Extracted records
________________________________________

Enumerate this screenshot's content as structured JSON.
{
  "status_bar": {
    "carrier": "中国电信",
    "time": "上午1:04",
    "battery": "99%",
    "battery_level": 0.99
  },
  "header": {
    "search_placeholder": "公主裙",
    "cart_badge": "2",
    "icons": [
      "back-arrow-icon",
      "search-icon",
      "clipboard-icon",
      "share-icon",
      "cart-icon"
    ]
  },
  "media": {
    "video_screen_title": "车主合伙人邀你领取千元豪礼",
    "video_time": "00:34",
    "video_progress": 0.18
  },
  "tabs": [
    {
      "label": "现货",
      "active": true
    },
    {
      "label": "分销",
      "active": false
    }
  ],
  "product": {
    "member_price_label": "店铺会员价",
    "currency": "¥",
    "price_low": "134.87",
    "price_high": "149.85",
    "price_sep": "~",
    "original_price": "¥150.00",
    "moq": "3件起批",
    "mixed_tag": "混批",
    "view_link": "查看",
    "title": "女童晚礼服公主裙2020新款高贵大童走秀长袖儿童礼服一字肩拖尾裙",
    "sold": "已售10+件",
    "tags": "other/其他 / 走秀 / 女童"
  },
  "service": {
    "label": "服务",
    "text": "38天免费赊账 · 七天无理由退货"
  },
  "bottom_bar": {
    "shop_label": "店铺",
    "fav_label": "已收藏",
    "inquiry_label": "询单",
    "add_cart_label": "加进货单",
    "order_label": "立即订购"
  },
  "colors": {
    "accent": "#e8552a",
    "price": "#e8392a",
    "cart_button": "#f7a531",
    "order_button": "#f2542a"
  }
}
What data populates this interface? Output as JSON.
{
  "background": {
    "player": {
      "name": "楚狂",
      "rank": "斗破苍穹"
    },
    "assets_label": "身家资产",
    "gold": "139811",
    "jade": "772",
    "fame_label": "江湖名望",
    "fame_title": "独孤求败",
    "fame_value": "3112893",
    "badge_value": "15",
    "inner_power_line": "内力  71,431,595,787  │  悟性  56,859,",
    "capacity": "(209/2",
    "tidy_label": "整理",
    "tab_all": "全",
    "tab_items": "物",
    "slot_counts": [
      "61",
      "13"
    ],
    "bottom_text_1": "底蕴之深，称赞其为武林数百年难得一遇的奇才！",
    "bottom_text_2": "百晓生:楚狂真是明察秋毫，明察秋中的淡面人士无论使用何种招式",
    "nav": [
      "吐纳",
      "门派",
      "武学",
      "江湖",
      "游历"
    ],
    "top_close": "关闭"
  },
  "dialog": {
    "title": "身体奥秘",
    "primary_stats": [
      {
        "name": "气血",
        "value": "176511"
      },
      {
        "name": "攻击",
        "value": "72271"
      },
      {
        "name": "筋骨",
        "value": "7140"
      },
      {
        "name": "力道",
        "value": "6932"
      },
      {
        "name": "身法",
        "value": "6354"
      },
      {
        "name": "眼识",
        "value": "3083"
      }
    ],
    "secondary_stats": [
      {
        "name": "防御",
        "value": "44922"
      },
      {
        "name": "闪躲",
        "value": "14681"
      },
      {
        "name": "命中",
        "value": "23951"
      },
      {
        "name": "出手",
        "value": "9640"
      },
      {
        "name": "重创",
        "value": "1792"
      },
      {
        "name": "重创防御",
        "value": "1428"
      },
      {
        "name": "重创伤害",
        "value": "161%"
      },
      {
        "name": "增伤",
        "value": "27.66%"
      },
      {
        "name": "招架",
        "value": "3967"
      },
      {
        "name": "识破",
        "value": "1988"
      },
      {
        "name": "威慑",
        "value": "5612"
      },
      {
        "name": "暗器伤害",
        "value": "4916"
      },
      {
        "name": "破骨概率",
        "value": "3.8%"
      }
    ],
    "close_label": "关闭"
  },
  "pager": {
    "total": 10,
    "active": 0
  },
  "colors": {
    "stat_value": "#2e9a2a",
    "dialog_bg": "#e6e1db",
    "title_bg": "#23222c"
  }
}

________________________________________

Problem description →
Retype the records in full. Keep every line identical to the original.

Result of the task →
Enumerate this screenshot's content as structured JSON.
{
  "status_bar": {
    "carrier": "中国电信",
    "time": "上午1:04",
    "battery": "99%",
    "battery_level": 0.99
  },
  "header": {
    "search_placeholder": "公主裙",
    "cart_badge": "2",
    "icons": [
      "back-arrow-icon",
      "search-icon",
      "clipboard-icon",
      "share-icon",
      "cart-icon"
    ]
  },
  "media": {
    "video_screen_title": "车主合伙人邀你领取千元豪礼",
    "video_time": "00:34",
    "video_progress": 0.18
  },
  "tabs": [
    {
      "label": "现货",
      "active": true
    },
    {
      "label": "分销",
      "active": false
    }
  ],
  "product": {
    "member_price_label": "店铺会员价",
    "currency": "¥",
    "price_low": "134.87",
    "price_high": "149.85",
    "price_sep": "~",
    "original_price": "¥150.00",
    "moq": "3件起批",
    "mixed_tag": "混批",
    "view_link": "查看",
    "title": "女童晚礼服公主裙2020新款高贵大童走秀长袖儿童礼服一字肩拖尾裙",
    "sold": "已售10+件",
    "tags": "other/其他 / 走秀 / 女童"
  },
  "service": {
    "label": "服务",
    "text": "38天免费赊账 · 七天无理由退货"
  },
  "bottom_bar": {
    "shop_label": "店铺",
    "fav_label": "已收藏",
    "inquiry_label": "询单",
    "add_cart_label": "加进货单",
    "order_label": "立即订购"
  },
  "colors": {
    "accent": "#e8552a",
    "price": "#e8392a",
    "cart_button": "#f7a531",
    "order_button": "#f2542a"
  }
}
What data populates this interface? Output as JSON.
{
  "background": {
    "player": {
      "name": "楚狂",
      "rank": "斗破苍穹"
    },
    "assets_label": "身家资产",
    "gold": "139811",
    "jade": "772",
    "fame_label": "江湖名望",
    "fame_title": "独孤求败",
    "fame_value": "3112893",
    "badge_value": "15",
    "inner_power_line": "内力  71,431,595,787  │  悟性  56,859,",
    "capacity": "(209/2",
    "tidy_label": "整理",
    "tab_all": "全",
    "tab_items": "物",
    "slot_counts": [
      "61",
      "13"
    ],
    "bottom_text_1": "底蕴之深，称赞其为武林数百年难得一遇的奇才！",
    "bottom_text_2": "百晓生:楚狂真是明察秋毫，明察秋中的淡面人士无论使用何种招式",
    "nav": [
      "吐纳",
      "门派",
      "武学",
      "江湖",
      "游历"
    ],
    "top_close": "关闭"
  },
  "dialog": {
    "title": "身体奥秘",
    "primary_stats": [
      {
        "name": "气血",
        "value": "176511"
      },
      {
        "name": "攻击",
        "value": "72271"
      },
      {
        "name": "筋骨",
        "value": "7140"
      },
      {
        "name": "力道",
        "value": "6932"
      },
      {
        "name": "身法",
        "value": "6354"
      },
      {
        "name": "眼识",
        "value": "3083"
      }
    ],
    "secondary_stats": [
      {
        "name": "防御",
        "value": "44922"
      },
      {
        "name": "闪躲",
        "value": "14681"
      },
      {
        "name": "命中",
        "value": "23951"
      },
      {
        "name": "出手",
        "value": "9640"
      },
      {
        "name": "重创",
        "value": "1792"
      },
      {
        "name": "重创防御",
        "value": "1428"
      },
      {
        "name": "重创伤害",
        "value": "161%"
      },
      {
        "name": "增伤",
        "value": "27.66%"
      },
      {
        "name": "招架",
        "value": "3967"
      },
      {
        "name": "识破",
        "value": "1988"
      },
      {
        "name": "威慑",
        "value": "5612"
      },
      {
        "name": "暗器伤害",
        "value": "4916"
      },
      {
        "name": "破骨概率",
        "value": "3.8%"
      }
    ],
    "close_label": "关闭"
  },
  "pager": {
    "total": 10,
    "active": 0
  },
  "colors": {
    "stat_value": "#2e9a2a",
    "dialog_bg": "#e6e1db",
    "title_bg": "#23222c"
  }
}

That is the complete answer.